## The problem
Pick out each line below containing "this".

## Record excerpts
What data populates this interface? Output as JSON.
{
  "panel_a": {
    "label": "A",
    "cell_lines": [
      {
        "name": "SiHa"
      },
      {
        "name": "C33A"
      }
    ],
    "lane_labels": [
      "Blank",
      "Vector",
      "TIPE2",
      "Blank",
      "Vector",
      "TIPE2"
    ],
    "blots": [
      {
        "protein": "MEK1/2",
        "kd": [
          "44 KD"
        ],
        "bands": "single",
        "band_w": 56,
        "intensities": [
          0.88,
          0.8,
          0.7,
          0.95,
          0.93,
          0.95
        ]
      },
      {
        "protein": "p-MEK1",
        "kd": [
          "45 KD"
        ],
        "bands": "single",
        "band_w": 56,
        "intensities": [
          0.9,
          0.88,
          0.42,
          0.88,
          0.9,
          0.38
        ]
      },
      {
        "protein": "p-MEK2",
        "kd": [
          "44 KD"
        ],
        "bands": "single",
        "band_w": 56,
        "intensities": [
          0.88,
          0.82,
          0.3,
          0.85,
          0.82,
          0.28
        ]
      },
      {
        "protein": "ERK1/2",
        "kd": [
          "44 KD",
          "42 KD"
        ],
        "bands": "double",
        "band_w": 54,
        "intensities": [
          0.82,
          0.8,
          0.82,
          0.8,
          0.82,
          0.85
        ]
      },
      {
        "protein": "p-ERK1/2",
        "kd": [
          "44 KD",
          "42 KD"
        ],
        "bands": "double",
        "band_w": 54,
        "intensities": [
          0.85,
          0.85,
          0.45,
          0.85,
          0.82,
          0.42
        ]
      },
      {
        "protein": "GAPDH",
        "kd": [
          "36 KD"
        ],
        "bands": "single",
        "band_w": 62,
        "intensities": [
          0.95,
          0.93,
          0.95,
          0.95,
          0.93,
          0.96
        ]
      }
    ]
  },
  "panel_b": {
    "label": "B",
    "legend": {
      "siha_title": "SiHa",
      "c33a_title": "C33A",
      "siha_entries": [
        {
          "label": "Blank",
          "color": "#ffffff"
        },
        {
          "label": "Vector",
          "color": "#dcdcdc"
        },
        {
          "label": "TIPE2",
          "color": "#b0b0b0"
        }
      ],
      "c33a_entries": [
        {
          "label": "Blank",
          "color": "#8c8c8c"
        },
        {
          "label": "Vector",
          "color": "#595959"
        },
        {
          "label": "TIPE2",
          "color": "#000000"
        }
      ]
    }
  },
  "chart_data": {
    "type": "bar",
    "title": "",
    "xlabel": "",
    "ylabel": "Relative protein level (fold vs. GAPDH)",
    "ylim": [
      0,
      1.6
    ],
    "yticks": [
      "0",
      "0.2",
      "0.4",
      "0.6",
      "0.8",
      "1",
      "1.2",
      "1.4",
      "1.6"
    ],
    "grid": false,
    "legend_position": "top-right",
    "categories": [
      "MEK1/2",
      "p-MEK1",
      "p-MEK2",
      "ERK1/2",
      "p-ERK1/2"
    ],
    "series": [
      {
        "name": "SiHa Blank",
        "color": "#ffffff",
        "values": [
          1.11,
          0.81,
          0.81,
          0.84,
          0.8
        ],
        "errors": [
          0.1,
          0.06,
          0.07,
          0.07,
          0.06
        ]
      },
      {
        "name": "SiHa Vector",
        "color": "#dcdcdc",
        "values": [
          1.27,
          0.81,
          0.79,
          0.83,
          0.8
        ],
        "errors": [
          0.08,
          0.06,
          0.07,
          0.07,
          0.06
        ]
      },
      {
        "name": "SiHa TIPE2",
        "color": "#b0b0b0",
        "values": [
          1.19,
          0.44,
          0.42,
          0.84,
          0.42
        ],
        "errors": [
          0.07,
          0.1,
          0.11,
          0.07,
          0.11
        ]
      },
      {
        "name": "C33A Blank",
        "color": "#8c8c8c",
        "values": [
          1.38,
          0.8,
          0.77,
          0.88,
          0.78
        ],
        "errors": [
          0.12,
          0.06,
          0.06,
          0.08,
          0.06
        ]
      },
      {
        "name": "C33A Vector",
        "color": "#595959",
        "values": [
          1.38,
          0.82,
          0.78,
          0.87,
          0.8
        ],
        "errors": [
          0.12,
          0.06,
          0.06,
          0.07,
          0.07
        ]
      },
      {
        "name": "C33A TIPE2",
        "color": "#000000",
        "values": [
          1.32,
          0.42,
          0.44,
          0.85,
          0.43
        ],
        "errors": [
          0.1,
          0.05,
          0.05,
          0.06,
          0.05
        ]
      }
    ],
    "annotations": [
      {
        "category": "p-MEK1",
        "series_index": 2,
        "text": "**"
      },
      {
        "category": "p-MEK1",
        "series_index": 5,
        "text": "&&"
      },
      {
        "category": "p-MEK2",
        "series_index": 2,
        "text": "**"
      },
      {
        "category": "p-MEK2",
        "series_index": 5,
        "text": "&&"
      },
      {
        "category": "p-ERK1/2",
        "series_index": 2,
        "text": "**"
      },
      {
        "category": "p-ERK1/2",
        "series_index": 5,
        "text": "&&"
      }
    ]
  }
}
* * *
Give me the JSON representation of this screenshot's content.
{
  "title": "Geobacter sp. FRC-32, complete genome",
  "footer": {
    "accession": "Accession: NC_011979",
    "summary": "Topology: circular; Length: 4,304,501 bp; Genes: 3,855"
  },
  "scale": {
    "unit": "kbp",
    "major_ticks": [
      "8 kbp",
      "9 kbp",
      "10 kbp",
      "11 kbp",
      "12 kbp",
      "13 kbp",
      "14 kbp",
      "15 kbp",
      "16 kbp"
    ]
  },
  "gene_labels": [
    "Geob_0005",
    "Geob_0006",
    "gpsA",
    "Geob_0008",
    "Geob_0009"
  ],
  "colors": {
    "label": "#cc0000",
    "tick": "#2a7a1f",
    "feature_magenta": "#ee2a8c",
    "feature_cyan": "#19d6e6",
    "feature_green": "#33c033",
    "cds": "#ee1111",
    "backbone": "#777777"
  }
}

## Problem solution
What data populates this interface? Output as JSON.
Give me the JSON representation of this screenshot's content.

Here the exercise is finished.